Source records
******

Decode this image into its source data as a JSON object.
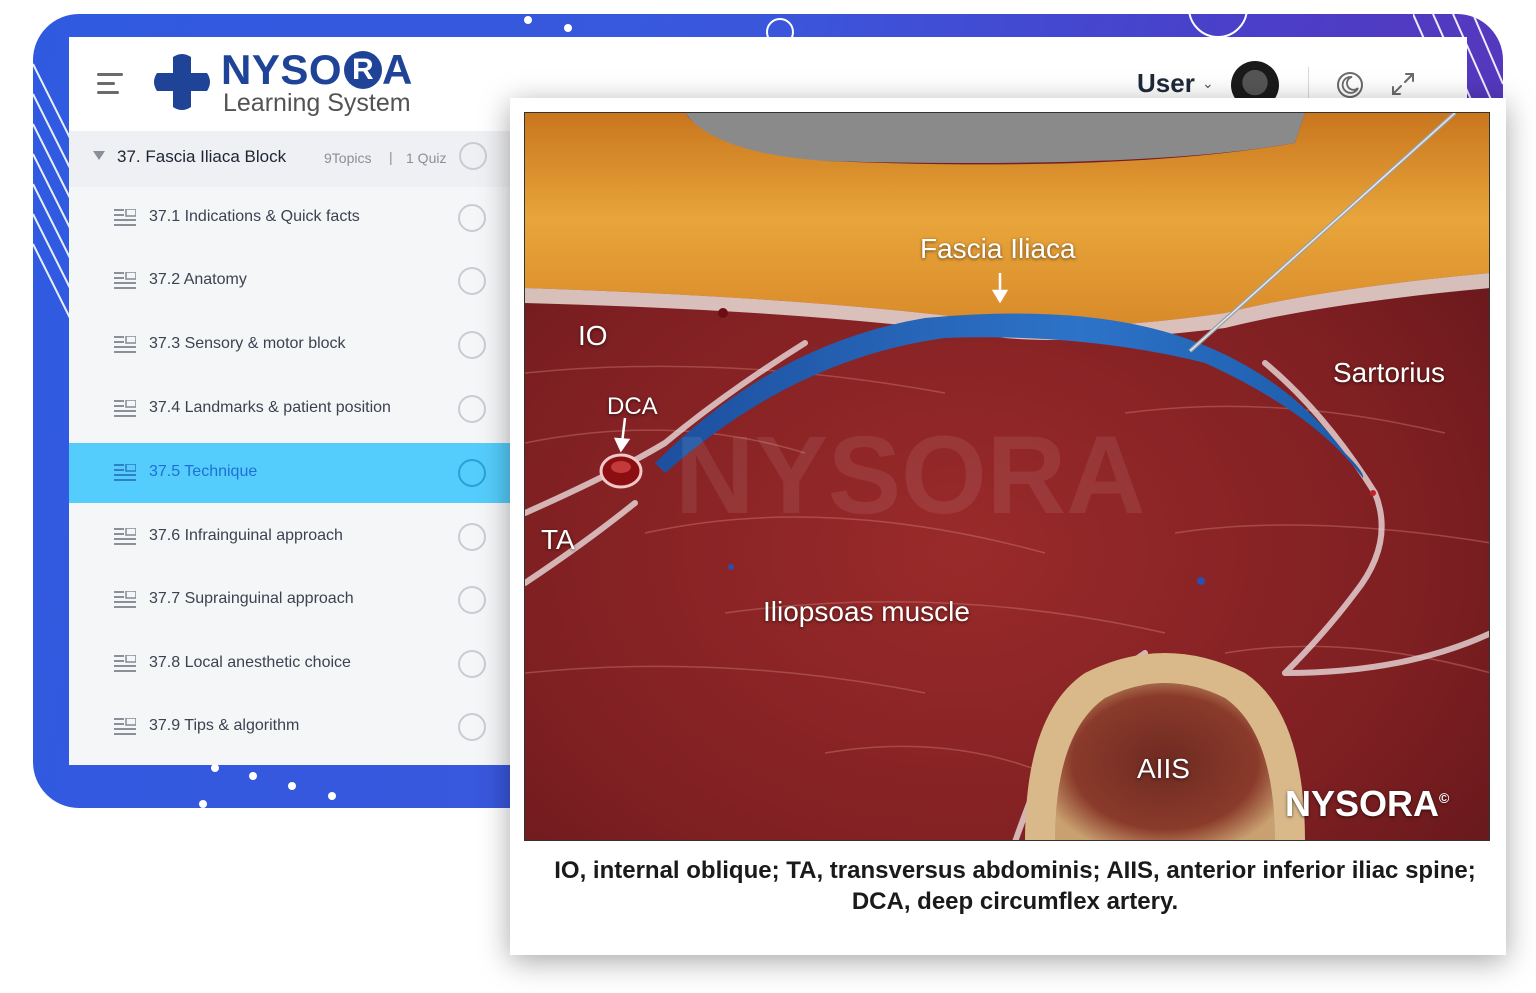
{
  "brand": {
    "name_prefix": "NYSO",
    "name_r": "R",
    "name_a": "A",
    "subtitle": "Learning System",
    "primary_color": "#1f4397"
  },
  "header": {
    "user_label": "User",
    "icons": [
      "menu-icon",
      "avatar",
      "moon-icon",
      "expand-icon"
    ]
  },
  "sidebar": {
    "section": {
      "title": "37. Fascia Iliaca Block",
      "topics": "9Topics",
      "separator": "|",
      "quiz": "1 Quiz"
    },
    "items": [
      {
        "label": "37.1 Indications & Quick facts",
        "active": false
      },
      {
        "label": "37.2 Anatomy",
        "active": false
      },
      {
        "label": "37.3 Sensory & motor block",
        "active": false
      },
      {
        "label": "37.4 Landmarks & patient position",
        "active": false
      },
      {
        "label": "37.5 Technique",
        "active": true
      },
      {
        "label": "37.6 Infrainguinal approach",
        "active": false
      },
      {
        "label": "37.7 Suprainguinal approach",
        "active": false
      },
      {
        "label": "37.8 Local anesthetic choice",
        "active": false
      },
      {
        "label": "37.9 Tips & algorithm",
        "active": false
      }
    ],
    "active_color": "#55cdfc"
  },
  "figure": {
    "labels": {
      "fascia": "Fascia Iliaca",
      "io": "IO",
      "dca": "DCA",
      "ta": "TA",
      "sartorius": "Sartorius",
      "iliopsoas": "Iliopsoas muscle",
      "aiis": "AIIS",
      "watermark": "NYSORA",
      "brand": "NYSORA",
      "copyright": "©"
    },
    "caption": "IO, internal oblique; TA, transversus abdominis; AIIS, anterior inferior iliac spine; DCA, deep circumflex artery."
  }
}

******

Set problem
Copy each line above precisely, dropping the pictures.

Task response
Decode this image into its source data as a JSON object.
{
  "brand": {
    "name_prefix": "NYSO",
    "name_r": "R",
    "name_a": "A",
    "subtitle": "Learning System",
    "primary_color": "#1f4397"
  },
  "header": {
    "user_label": "User",
    "icons": [
      "menu-icon",
      "avatar",
      "moon-icon",
      "expand-icon"
    ]
  },
  "sidebar": {
    "section": {
      "title": "37. Fascia Iliaca Block",
      "topics": "9Topics",
      "separator": "|",
      "quiz": "1 Quiz"
    },
    "items": [
      {
        "label": "37.1 Indications & Quick facts",
        "active": false
      },
      {
        "label": "37.2 Anatomy",
        "active": false
      },
      {
        "label": "37.3 Sensory & motor block",
        "active": false
      },
      {
        "label": "37.4 Landmarks & patient position",
        "active": false
      },
      {
        "label": "37.5 Technique",
        "active": true
      },
      {
        "label": "37.6 Infrainguinal approach",
        "active": false
      },
      {
        "label": "37.7 Suprainguinal approach",
        "active": false
      },
      {
        "label": "37.8 Local anesthetic choice",
        "active": false
      },
      {
        "label": "37.9 Tips & algorithm",
        "active": false
      }
    ],
    "active_color": "#55cdfc"
  },
  "figure": {
    "labels": {
      "fascia": "Fascia Iliaca",
      "io": "IO",
      "dca": "DCA",
      "ta": "TA",
      "sartorius": "Sartorius",
      "iliopsoas": "Iliopsoas muscle",
      "aiis": "AIIS",
      "watermark": "NYSORA",
      "brand": "NYSORA",
      "copyright": "©"
    },
    "caption": "IO, internal oblique; TA, transversus abdominis; AIIS, anterior inferior iliac spine; DCA, deep circumflex artery."
  }
}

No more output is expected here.